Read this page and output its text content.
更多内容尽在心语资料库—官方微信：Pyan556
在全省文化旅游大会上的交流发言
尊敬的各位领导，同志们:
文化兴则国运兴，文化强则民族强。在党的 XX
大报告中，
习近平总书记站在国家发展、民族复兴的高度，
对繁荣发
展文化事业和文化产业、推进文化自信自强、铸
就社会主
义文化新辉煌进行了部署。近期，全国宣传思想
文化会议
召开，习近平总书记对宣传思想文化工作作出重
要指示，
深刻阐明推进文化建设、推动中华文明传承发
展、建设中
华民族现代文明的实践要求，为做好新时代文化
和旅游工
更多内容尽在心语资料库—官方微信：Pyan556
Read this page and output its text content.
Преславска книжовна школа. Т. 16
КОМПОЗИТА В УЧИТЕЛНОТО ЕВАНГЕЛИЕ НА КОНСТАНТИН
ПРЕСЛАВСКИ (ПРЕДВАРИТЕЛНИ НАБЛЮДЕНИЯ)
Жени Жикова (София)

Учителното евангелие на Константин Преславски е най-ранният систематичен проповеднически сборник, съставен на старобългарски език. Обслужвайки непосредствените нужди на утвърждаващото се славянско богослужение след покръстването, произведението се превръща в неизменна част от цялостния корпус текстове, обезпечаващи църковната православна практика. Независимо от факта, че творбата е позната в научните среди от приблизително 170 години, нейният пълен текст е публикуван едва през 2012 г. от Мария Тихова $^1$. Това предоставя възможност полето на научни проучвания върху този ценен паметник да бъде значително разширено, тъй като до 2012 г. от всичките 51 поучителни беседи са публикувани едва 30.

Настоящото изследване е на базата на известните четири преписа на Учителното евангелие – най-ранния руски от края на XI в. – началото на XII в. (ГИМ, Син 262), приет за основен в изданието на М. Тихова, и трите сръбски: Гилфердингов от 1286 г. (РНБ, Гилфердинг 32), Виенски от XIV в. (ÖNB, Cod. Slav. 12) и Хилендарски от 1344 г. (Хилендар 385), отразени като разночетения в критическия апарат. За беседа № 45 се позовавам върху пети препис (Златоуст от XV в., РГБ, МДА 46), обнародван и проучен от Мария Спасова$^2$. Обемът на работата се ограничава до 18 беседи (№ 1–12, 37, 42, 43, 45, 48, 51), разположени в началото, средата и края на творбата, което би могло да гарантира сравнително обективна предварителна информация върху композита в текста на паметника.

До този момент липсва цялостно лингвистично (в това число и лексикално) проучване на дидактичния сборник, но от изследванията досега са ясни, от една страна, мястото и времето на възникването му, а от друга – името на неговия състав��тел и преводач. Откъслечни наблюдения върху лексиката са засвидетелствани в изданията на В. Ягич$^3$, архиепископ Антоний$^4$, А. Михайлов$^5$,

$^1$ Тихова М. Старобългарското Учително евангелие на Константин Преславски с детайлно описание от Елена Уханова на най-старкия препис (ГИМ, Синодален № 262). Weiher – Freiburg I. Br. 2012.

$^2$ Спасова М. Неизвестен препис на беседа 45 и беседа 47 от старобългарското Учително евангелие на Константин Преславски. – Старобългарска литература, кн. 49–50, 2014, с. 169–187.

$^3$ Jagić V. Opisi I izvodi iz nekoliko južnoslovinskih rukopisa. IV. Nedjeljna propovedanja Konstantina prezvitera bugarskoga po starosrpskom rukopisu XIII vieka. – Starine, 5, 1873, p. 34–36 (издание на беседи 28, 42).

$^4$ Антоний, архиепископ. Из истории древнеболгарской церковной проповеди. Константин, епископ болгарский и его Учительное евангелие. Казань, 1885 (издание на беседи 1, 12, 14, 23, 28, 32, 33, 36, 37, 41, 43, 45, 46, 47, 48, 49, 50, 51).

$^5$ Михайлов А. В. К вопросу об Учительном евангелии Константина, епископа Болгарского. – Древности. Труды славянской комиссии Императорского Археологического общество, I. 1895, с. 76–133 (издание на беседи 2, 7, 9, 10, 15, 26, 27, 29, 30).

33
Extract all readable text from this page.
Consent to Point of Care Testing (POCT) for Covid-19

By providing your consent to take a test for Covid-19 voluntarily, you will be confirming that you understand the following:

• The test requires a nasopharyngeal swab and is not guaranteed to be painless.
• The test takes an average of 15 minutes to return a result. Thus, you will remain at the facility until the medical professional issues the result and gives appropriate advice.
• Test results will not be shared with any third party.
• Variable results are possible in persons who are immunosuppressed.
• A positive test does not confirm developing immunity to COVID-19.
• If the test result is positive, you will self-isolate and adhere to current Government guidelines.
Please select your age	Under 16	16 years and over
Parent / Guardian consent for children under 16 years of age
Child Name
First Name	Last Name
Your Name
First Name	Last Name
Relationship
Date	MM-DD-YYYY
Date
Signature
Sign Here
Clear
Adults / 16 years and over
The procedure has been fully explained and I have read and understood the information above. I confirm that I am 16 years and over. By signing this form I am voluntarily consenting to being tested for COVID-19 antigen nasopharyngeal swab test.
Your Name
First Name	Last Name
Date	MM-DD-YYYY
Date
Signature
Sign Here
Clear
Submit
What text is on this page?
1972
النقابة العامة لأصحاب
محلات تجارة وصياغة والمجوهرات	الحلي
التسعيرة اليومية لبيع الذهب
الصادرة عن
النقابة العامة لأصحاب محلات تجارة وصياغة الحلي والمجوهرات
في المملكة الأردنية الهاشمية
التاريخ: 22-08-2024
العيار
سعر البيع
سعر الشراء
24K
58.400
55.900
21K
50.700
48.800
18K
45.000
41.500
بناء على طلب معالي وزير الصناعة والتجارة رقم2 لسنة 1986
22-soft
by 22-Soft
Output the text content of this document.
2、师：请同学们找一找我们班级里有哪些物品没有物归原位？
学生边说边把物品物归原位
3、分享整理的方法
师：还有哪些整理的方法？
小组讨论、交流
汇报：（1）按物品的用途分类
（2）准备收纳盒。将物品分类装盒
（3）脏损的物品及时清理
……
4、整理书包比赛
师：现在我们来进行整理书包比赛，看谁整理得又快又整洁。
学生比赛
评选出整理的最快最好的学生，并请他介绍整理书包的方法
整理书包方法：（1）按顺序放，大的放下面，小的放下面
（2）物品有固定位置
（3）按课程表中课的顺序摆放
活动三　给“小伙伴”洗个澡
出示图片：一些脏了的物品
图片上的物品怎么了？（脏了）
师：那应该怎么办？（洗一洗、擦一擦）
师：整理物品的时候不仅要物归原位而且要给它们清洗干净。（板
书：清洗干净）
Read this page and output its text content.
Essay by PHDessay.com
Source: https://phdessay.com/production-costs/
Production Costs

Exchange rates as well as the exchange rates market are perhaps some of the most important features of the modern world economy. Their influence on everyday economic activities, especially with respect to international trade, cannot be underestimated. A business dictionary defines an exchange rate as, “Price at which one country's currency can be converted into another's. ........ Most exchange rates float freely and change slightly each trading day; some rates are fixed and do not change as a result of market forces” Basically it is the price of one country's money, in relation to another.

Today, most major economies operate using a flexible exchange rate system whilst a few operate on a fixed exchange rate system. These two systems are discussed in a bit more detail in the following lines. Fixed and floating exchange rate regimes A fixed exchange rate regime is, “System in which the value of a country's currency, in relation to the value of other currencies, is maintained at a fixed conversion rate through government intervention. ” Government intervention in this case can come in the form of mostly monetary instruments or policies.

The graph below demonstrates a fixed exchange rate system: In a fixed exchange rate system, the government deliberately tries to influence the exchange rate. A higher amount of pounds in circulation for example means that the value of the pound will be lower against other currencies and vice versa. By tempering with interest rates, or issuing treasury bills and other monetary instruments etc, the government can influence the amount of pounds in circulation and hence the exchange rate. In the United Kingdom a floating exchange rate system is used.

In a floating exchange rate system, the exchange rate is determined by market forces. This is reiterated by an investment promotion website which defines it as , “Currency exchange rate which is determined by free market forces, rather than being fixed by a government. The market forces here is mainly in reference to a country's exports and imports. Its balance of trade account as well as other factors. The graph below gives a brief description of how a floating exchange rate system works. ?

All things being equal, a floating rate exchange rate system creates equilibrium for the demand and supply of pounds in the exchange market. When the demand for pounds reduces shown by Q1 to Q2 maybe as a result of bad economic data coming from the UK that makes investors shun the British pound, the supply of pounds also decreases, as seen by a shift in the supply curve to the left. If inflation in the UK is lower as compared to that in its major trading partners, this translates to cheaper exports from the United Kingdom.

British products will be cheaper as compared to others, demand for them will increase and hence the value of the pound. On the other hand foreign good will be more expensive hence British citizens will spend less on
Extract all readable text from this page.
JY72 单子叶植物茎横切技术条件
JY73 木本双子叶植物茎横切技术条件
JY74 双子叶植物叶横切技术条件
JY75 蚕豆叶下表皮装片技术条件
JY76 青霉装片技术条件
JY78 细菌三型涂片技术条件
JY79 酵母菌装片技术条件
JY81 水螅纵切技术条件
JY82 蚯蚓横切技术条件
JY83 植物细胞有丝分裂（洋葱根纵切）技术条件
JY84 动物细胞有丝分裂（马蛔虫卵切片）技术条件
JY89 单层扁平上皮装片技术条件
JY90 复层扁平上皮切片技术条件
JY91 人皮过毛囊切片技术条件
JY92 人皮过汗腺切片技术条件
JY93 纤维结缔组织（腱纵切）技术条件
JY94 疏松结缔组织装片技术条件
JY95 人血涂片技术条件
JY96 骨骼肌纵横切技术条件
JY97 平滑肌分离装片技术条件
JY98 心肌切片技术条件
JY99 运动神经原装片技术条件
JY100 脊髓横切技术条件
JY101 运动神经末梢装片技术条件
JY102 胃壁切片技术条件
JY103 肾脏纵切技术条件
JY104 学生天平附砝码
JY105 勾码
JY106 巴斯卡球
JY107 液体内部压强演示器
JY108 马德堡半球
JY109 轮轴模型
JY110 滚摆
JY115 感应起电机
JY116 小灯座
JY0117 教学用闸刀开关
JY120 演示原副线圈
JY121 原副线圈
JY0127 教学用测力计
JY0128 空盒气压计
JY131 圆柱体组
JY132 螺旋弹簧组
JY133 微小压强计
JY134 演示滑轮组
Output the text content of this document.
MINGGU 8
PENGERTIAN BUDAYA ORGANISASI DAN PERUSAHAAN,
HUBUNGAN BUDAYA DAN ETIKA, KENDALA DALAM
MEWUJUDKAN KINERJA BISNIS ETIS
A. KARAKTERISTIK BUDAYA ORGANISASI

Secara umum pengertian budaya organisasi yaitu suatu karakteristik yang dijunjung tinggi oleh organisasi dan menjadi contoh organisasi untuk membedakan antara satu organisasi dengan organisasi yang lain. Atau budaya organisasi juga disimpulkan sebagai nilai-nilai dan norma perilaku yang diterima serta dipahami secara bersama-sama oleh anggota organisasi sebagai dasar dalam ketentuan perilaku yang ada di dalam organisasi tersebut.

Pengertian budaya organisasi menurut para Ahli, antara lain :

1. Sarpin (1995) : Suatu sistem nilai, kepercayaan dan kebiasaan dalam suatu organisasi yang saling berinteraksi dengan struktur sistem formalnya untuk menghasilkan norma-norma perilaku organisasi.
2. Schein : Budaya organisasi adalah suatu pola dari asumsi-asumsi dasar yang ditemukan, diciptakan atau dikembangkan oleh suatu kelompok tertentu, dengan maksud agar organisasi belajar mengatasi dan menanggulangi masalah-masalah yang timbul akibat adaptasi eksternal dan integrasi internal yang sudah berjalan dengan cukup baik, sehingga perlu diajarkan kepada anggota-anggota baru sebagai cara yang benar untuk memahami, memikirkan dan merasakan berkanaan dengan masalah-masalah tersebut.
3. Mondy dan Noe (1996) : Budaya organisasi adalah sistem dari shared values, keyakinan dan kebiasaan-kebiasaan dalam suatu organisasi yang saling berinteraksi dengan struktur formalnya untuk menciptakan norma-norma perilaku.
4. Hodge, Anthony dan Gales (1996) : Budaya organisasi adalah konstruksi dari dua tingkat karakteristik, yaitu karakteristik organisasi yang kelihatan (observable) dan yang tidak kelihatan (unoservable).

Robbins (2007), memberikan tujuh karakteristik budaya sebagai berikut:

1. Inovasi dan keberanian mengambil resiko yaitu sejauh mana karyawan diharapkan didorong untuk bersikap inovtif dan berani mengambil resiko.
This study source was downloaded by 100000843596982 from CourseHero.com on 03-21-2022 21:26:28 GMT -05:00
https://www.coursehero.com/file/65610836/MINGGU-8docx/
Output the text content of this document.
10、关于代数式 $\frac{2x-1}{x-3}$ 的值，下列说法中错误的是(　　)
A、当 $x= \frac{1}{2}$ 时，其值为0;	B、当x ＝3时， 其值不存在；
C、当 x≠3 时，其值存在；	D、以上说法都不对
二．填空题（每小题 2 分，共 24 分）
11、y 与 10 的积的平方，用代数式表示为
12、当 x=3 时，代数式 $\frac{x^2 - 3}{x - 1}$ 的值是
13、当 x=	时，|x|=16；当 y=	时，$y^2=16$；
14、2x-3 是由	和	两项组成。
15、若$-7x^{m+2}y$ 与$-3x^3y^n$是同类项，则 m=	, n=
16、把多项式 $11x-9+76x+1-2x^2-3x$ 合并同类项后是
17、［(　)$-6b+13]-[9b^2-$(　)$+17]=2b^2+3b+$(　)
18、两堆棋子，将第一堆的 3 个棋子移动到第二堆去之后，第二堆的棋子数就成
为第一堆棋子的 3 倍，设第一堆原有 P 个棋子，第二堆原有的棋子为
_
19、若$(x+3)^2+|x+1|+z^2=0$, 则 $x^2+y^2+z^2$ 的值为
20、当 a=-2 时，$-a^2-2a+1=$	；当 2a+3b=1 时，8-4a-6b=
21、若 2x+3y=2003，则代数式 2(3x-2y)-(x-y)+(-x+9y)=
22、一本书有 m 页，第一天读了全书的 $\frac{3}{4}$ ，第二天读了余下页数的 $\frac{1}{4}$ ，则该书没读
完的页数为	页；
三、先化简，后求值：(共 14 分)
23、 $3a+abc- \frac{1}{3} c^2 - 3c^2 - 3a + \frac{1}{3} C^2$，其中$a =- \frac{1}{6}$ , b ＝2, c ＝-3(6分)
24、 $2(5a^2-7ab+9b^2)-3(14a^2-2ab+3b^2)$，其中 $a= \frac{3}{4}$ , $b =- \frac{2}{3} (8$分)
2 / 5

Direction: Gather every line from the listing above in which the word "Спасова" appears.

Answer for this exercise:
Настоящото изследване е на базата на известните четири преписа на Учителното евангелие – най-ранния руски от края на XI в. – началото на XII в. (ГИМ, Син 262), приет за основен в изданието на М. Тихова, и трите сръбски: Гилфердингов от 1286 г. (РНБ, Гилфердинг 32), Виенски от XIV в. (ÖNB, Cod. Slav. 12) и Хилендарски от 1344 г. (Хилендар 385), отразени като разночетения в критическия апарат. За беседа № 45 се позовавам върху пети препис (Златоуст от XV в., РГБ, МДА 46), обнародван и проучен от Мария Спасова$^2$. Обемът на работата се ограничава до 18 беседи (№ 1–12, 37, 42, 43, 45, 48, 51), разположени в началото, средата и края на творбата, което би могло да гарантира сравнително обективна предварителна информация върху композита в текста на паметника.
$^2$ Спасова М. Неизвестен препис на беседа 45 и беседа 47 от старобългарското Учително евангелие на Константин Преславски. – Старобългарска литература, кн. 49–50, 2014, с. 169–187.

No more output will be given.